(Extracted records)

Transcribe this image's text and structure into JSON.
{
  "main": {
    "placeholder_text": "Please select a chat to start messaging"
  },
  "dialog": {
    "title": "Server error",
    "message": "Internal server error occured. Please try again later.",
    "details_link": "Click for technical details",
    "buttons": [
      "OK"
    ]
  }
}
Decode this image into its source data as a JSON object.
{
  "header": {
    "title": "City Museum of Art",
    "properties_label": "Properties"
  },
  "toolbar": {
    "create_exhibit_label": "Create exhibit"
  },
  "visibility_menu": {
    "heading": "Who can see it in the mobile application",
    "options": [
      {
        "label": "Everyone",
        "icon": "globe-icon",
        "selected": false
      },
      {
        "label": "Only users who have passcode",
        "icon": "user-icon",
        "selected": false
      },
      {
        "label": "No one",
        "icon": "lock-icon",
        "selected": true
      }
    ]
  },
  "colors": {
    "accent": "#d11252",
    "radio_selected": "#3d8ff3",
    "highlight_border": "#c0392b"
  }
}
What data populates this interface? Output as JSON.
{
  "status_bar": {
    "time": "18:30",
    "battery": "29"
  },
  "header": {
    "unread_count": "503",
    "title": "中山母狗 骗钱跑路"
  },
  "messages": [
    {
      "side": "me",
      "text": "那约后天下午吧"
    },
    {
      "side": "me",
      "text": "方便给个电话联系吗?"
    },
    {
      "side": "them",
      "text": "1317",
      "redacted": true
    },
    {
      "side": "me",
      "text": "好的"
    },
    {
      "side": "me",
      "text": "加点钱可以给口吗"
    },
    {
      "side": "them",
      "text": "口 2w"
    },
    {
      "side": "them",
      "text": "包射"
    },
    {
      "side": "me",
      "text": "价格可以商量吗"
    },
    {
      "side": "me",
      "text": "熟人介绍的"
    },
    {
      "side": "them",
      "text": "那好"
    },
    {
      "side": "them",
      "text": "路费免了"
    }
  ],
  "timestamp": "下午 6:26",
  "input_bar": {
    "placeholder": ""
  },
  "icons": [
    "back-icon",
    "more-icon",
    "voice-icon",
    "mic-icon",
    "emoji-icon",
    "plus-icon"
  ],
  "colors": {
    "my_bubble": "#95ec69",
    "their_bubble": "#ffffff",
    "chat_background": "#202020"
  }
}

# What the task requires
The records above should be repeated in full, exactly as given.

# Answer to the problem
Transcribe this image's text and structure into JSON.
{
  "main": {
    "placeholder_text": "Please select a chat to start messaging"
  },
  "dialog": {
    "title": "Server error",
    "message": "Internal server error occured. Please try again later.",
    "details_link": "Click for technical details",
    "buttons": [
      "OK"
    ]
  }
}
Decode this image into its source data as a JSON object.
{
  "header": {
    "title": "City Museum of Art",
    "properties_label": "Properties"
  },
  "toolbar": {
    "create_exhibit_label": "Create exhibit"
  },
  "visibility_menu": {
    "heading": "Who can see it in the mobile application",
    "options": [
      {
        "label": "Everyone",
        "icon": "globe-icon",
        "selected": false
      },
      {
        "label": "Only users who have passcode",
        "icon": "user-icon",
        "selected": false
      },
      {
        "label": "No one",
        "icon": "lock-icon",
        "selected": true
      }
    ]
  },
  "colors": {
    "accent": "#d11252",
    "radio_selected": "#3d8ff3",
    "highlight_border": "#c0392b"
  }
}
What data populates this interface? Output as JSON.
{
  "status_bar": {
    "time": "18:30",
    "battery": "29"
  },
  "header": {
    "unread_count": "503",
    "title": "中山母狗 骗钱跑路"
  },
  "messages": [
    {
      "side": "me",
      "text": "那约后天下午吧"
    },
    {
      "side": "me",
      "text": "方便给个电话联系吗?"
    },
    {
      "side": "them",
      "text": "1317",
      "redacted": true
    },
    {
      "side": "me",
      "text": "好的"
    },
    {
      "side": "me",
      "text": "加点钱可以给口吗"
    },
    {
      "side": "them",
      "text": "口 2w"
    },
    {
      "side": "them",
      "text": "包射"
    },
    {
      "side": "me",
      "text": "价格可以商量吗"
    },
    {
      "side": "me",
      "text": "熟人介绍的"
    },
    {
      "side": "them",
      "text": "那好"
    },
    {
      "side": "them",
      "text": "路费免了"
    }
  ],
  "timestamp": "下午 6:26",
  "input_bar": {
    "placeholder": ""
  },
  "icons": [
    "back-icon",
    "more-icon",
    "voice-icon",
    "mic-icon",
    "emoji-icon",
    "plus-icon"
  ],
  "colors": {
    "my_bubble": "#95ec69",
    "their_bubble": "#ffffff",
    "chat_background": "#202020"
  }
}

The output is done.